-- Begin --

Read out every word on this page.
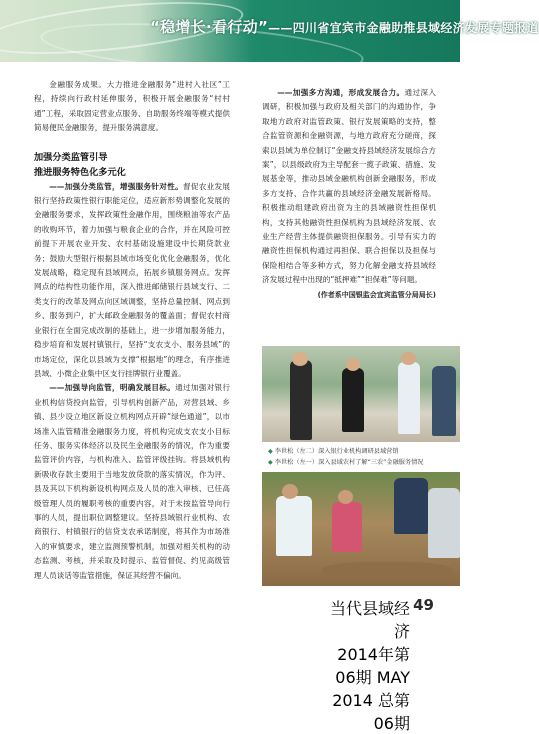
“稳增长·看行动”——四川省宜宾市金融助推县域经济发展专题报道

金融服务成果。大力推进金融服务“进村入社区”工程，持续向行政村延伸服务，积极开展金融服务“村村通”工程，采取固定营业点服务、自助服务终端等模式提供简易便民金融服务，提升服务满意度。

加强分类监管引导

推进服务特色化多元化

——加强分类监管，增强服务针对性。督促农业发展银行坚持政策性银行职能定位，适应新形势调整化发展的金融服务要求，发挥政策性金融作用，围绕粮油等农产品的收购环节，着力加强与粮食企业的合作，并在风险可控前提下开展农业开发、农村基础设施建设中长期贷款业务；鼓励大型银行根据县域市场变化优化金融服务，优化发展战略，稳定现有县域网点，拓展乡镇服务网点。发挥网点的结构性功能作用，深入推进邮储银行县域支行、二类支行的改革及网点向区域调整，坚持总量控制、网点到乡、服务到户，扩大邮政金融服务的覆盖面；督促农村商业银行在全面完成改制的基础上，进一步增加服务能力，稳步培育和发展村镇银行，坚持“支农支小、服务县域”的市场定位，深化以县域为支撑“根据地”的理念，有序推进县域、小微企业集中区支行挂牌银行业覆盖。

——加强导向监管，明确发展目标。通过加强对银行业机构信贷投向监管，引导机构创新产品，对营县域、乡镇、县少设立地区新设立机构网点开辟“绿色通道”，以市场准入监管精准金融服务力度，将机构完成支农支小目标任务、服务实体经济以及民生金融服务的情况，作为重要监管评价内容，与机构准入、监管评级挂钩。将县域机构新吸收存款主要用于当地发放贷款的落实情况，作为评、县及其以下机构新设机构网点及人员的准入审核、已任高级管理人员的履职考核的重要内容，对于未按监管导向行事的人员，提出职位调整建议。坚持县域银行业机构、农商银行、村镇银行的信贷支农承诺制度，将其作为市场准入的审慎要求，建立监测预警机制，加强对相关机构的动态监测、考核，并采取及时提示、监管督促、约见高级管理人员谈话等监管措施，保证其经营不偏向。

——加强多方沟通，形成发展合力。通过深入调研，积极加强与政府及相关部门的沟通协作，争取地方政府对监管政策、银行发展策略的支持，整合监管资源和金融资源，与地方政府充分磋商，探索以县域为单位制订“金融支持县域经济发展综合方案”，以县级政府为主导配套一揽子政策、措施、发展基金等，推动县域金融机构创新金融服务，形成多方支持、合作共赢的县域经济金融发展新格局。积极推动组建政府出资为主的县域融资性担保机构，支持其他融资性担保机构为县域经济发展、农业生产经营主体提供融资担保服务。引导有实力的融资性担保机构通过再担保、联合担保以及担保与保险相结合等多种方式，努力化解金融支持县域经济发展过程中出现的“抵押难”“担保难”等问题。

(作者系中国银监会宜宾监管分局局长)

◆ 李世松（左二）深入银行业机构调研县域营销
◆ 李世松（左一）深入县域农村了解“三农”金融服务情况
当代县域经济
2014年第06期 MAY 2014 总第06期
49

-- End --

- **What the task asks**
Repeat the listing above exactly, with no pictures.

- **Complete output**
Read out every word on this page.
“稳增长·看行动”——四川省宜宾市金融助推县域经济发展专题报道

金融服务成果。大力推进金融服务“进村入社区”工程，持续向行政村延伸服务，积极开展金融服务“村村通”工程，采取固定营业点服务、自助服务终端等模式提供简易便民金融服务，提升服务满意度。

加强分类监管引导

推进服务特色化多元化

——加强分类监管，增强服务针对性。督促农业发展银行坚持政策性银行职能定位，适应新形势调整化发展的金融服务要求，发挥政策性金融作用，围绕粮油等农产品的收购环节，着力加强与粮食企业的合作，并在风险可控前提下开展农业开发、农村基础设施建设中长期贷款业务；鼓励大型银行根据县域市场变化优化金融服务，优化发展战略，稳定现有县域网点，拓展乡镇服务网点。发挥网点的结构性功能作用，深入推进邮储银行县域支行、二类支行的改革及网点向区域调整，坚持总量控制、网点到乡、服务到户，扩大邮政金融服务的覆盖面；督促农村商业银行在全面完成改制的基础上，进一步增加服务能力，稳步培育和发展村镇银行，坚持“支农支小、服务县域”的市场定位，深化以县域为支撑“根据地”的理念，有序推进县域、小微企业集中区支行挂牌银行业覆盖。

——加强导向监管，明确发展目标。通过加强对银行业机构信贷投向监管，引导机构创新产品，对营县域、乡镇、县少设立地区新设立机构网点开辟“绿色通道”，以市场准入监管精准金融服务力度，将机构完成支农支小目标任务、服务实体经济以及民生金融服务的情况，作为重要监管评价内容，与机构准入、监管评级挂钩。将县域机构新吸收存款主要用于当地发放贷款的落实情况，作为评、县及其以下机构新设机构网点及人员的准入审核、已任高级管理人员的履职考核的重要内容，对于未按监管导向行事的人员，提出职位调整建议。坚持县域银行业机构、农商银行、村镇银行的信贷支农承诺制度，将其作为市场准入的审慎要求，建立监测预警机制，加强对相关机构的动态监测、考核，并采取及时提示、监管督促、约见高级管理人员谈话等监管措施，保证其经营不偏向。

——加强多方沟通，形成发展合力。通过深入调研，积极加强与政府及相关部门的沟通协作，争取地方政府对监管政策、银行发展策略的支持，整合监管资源和金融资源，与地方政府充分磋商，探索以县域为单位制订“金融支持县域经济发展综合方案”，以县级政府为主导配套一揽子政策、措施、发展基金等，推动县域金融机构创新金融服务，形成多方支持、合作共赢的县域经济金融发展新格局。积极推动组建政府出资为主的县域融资性担保机构，支持其他融资性担保机构为县域经济发展、农业生产经营主体提供融资担保服务。引导有实力的融资性担保机构通过再担保、联合担保以及担保与保险相结合等多种方式，努力化解金融支持县域经济发展过程中出现的“抵押难”“担保难”等问题。

(作者系中国银监会宜宾监管分局局长)

◆ 李世松（左二）深入银行业机构调研县域营销
◆ 李世松（左一）深入县域农村了解“三农”金融服务情况
当代县域经济
2014年第06期 MAY 2014 总第06期
49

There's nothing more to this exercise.